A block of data
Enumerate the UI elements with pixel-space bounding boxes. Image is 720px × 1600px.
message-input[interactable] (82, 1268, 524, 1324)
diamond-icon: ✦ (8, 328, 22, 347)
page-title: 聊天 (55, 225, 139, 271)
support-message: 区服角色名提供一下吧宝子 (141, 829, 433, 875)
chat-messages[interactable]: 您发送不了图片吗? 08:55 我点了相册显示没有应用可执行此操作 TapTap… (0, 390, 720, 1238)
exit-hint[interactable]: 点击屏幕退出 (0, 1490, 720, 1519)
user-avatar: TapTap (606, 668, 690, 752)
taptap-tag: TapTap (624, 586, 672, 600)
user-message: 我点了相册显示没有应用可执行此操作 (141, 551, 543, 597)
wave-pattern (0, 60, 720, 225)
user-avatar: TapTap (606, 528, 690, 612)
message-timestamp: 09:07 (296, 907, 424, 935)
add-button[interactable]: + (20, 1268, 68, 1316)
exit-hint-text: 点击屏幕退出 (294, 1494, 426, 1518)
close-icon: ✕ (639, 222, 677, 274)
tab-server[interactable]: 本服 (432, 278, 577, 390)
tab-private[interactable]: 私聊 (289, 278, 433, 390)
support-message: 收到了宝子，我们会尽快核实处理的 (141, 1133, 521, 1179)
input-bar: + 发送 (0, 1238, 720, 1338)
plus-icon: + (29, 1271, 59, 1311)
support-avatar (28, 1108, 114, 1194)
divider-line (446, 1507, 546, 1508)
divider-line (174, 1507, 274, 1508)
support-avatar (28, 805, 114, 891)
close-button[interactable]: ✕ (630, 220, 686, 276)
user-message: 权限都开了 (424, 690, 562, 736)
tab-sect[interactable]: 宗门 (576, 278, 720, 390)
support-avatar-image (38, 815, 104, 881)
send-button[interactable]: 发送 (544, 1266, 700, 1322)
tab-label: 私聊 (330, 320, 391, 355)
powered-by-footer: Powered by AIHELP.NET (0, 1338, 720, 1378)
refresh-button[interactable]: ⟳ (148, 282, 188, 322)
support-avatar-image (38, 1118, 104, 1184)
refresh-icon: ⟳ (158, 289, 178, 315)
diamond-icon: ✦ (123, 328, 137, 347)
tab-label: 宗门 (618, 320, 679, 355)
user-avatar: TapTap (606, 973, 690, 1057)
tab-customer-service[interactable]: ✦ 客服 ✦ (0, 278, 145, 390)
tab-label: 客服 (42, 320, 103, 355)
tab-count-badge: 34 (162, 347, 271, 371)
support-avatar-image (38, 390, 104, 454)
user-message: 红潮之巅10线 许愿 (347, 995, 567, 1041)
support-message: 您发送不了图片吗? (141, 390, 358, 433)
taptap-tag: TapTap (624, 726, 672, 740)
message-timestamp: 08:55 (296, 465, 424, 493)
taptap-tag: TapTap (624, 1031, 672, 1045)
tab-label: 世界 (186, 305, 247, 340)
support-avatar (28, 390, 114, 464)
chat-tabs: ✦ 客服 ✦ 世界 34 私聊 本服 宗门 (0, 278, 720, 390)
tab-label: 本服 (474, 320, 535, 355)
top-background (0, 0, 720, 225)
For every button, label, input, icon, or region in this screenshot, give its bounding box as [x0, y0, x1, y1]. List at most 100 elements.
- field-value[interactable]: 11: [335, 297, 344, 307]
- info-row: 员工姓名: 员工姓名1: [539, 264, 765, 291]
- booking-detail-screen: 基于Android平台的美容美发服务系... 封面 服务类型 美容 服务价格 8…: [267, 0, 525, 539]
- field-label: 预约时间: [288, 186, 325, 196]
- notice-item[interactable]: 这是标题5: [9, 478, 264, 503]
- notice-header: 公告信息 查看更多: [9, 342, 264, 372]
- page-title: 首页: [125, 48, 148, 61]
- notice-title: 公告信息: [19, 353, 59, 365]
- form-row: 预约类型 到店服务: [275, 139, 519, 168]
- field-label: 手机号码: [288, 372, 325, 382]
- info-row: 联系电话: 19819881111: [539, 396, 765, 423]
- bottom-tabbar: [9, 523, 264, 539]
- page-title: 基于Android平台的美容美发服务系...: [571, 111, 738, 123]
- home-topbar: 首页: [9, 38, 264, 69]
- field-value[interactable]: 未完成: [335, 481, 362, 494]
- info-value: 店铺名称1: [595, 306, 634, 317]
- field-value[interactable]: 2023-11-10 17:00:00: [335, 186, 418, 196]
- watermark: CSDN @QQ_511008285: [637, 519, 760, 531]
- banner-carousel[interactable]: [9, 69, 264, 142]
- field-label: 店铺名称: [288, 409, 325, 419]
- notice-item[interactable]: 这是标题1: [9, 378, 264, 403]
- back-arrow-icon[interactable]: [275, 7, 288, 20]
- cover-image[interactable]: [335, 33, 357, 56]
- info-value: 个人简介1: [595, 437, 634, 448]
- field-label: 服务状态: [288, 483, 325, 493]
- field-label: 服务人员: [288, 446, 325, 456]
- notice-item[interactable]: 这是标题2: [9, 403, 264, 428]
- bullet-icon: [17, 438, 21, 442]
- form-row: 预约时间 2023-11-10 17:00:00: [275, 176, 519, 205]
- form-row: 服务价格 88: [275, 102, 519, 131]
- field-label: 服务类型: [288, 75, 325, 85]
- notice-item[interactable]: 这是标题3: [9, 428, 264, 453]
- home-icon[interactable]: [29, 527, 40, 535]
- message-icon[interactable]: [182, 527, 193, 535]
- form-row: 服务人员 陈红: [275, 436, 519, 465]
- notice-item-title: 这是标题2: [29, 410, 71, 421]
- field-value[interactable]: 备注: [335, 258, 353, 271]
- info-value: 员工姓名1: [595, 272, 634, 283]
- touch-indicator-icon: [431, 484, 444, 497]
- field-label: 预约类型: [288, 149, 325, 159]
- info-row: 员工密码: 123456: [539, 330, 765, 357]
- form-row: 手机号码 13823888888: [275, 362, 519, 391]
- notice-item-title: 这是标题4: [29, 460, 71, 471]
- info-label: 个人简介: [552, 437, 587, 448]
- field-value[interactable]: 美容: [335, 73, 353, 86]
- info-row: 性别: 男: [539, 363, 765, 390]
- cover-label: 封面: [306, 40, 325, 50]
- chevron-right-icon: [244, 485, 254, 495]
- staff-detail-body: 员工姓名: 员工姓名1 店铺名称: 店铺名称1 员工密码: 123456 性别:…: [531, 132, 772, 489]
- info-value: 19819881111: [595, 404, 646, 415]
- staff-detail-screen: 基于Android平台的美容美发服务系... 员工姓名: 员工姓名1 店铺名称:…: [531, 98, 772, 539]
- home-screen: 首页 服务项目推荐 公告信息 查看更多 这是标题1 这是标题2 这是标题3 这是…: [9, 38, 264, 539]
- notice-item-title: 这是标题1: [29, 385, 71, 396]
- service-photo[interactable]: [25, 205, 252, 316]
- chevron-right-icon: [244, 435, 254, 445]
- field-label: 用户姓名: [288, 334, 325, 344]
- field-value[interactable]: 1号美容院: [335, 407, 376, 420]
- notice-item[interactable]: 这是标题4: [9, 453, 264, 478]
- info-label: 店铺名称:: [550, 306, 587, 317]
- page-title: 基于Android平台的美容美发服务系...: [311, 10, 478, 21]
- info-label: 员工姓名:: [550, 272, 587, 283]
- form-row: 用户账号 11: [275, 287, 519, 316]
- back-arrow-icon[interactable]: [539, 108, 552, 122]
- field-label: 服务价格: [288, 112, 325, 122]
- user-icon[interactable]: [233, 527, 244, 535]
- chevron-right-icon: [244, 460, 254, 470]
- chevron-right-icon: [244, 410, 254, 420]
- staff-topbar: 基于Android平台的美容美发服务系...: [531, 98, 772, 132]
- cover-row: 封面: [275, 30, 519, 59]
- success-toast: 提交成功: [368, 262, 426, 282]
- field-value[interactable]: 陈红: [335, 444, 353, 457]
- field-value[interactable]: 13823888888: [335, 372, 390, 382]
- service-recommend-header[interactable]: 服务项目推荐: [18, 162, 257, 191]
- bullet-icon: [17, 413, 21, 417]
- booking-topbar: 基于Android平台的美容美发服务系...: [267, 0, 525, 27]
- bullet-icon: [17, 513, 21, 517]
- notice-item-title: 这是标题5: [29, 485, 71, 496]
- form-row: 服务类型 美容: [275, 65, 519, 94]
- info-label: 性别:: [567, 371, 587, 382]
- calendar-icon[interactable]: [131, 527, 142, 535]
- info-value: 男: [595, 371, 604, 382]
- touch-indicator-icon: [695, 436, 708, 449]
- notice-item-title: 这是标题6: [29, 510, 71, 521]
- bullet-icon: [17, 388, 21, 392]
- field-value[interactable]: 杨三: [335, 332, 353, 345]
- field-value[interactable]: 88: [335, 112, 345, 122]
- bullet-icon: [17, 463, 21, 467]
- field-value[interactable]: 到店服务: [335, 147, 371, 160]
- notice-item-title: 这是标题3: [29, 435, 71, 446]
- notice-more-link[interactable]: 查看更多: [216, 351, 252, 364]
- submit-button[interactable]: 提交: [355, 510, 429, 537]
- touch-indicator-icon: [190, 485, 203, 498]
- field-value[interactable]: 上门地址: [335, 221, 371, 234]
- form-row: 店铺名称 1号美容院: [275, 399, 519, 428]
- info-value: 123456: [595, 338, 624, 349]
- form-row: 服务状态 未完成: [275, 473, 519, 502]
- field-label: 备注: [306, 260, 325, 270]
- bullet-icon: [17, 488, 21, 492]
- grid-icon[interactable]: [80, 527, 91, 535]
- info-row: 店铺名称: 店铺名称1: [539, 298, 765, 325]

• Given task
Can you change "divider-line" to "separator-line" in everything from the first line down to the line containing "chat-tabs: ✦ 客服", and give those lines back with nothing else altered?

• Exercise solution
Enumerate the UI elements with pixel-space bounding boxes. Image is 720px × 1600px.
message-input[interactable] (82, 1268, 524, 1324)
diamond-icon: ✦ (8, 328, 22, 347)
page-title: 聊天 (55, 225, 139, 271)
support-message: 区服角色名提供一下吧宝子 (141, 829, 433, 875)
chat-messages[interactable]: 您发送不了图片吗? 08:55 我点了相册显示没有应用可执行此操作 TapTap… (0, 390, 720, 1238)
exit-hint[interactable]: 点击屏幕退出 (0, 1490, 720, 1519)
user-avatar: TapTap (606, 668, 690, 752)
taptap-tag: TapTap (624, 586, 672, 600)
user-message: 我点了相册显示没有应用可执行此操作 (141, 551, 543, 597)
wave-pattern (0, 60, 720, 225)
user-avatar: TapTap (606, 528, 690, 612)
message-timestamp: 09:07 (296, 907, 424, 935)
add-button[interactable]: + (20, 1268, 68, 1316)
exit-hint-text: 点击屏幕退出 (294, 1494, 426, 1518)
close-icon: ✕ (639, 222, 677, 274)
tab-server[interactable]: 本服 (432, 278, 577, 390)
tab-private[interactable]: 私聊 (289, 278, 433, 390)
support-message: 收到了宝子，我们会尽快核实处理的 (141, 1133, 521, 1179)
input-bar: + 发送 (0, 1238, 720, 1338)
plus-icon: + (29, 1271, 59, 1311)
support-avatar (28, 1108, 114, 1194)
separator-line (446, 1507, 546, 1508)
separator-line (174, 1507, 274, 1508)
support-avatar (28, 805, 114, 891)
close-button[interactable]: ✕ (630, 220, 686, 276)
user-message: 权限都开了 (424, 690, 562, 736)
tab-sect[interactable]: 宗门 (576, 278, 720, 390)
support-avatar-image (38, 815, 104, 881)
send-button[interactable]: 发送 (544, 1266, 700, 1322)
tab-label: 私聊 (330, 320, 391, 355)
powered-by-footer: Powered by AIHELP.NET (0, 1338, 720, 1378)
refresh-button[interactable]: ⟳ (148, 282, 188, 322)
support-avatar-image (38, 1118, 104, 1184)
refresh-icon: ⟳ (158, 289, 178, 315)
diamond-icon: ✦ (123, 328, 137, 347)
tab-label: 宗门 (618, 320, 679, 355)
user-avatar: TapTap (606, 973, 690, 1057)
tab-customer-service[interactable]: ✦ 客服 ✦ (0, 278, 145, 390)
tab-label: 客服 (42, 320, 103, 355)
tab-count-badge: 34 (162, 347, 271, 371)
support-avatar-image (38, 390, 104, 454)
user-message: 红潮之巅10线 许愿 (347, 995, 567, 1041)
support-message: 您发送不了图片吗? (141, 390, 358, 433)
taptap-tag: TapTap (624, 726, 672, 740)
message-timestamp: 08:55 (296, 465, 424, 493)
taptap-tag: TapTap (624, 1031, 672, 1045)
tab-label: 世界 (186, 305, 247, 340)
support-avatar (28, 390, 114, 464)
chat-tabs: ✦ 客服 ✦ 世界 34 私聊 本服 宗门 (0, 278, 720, 390)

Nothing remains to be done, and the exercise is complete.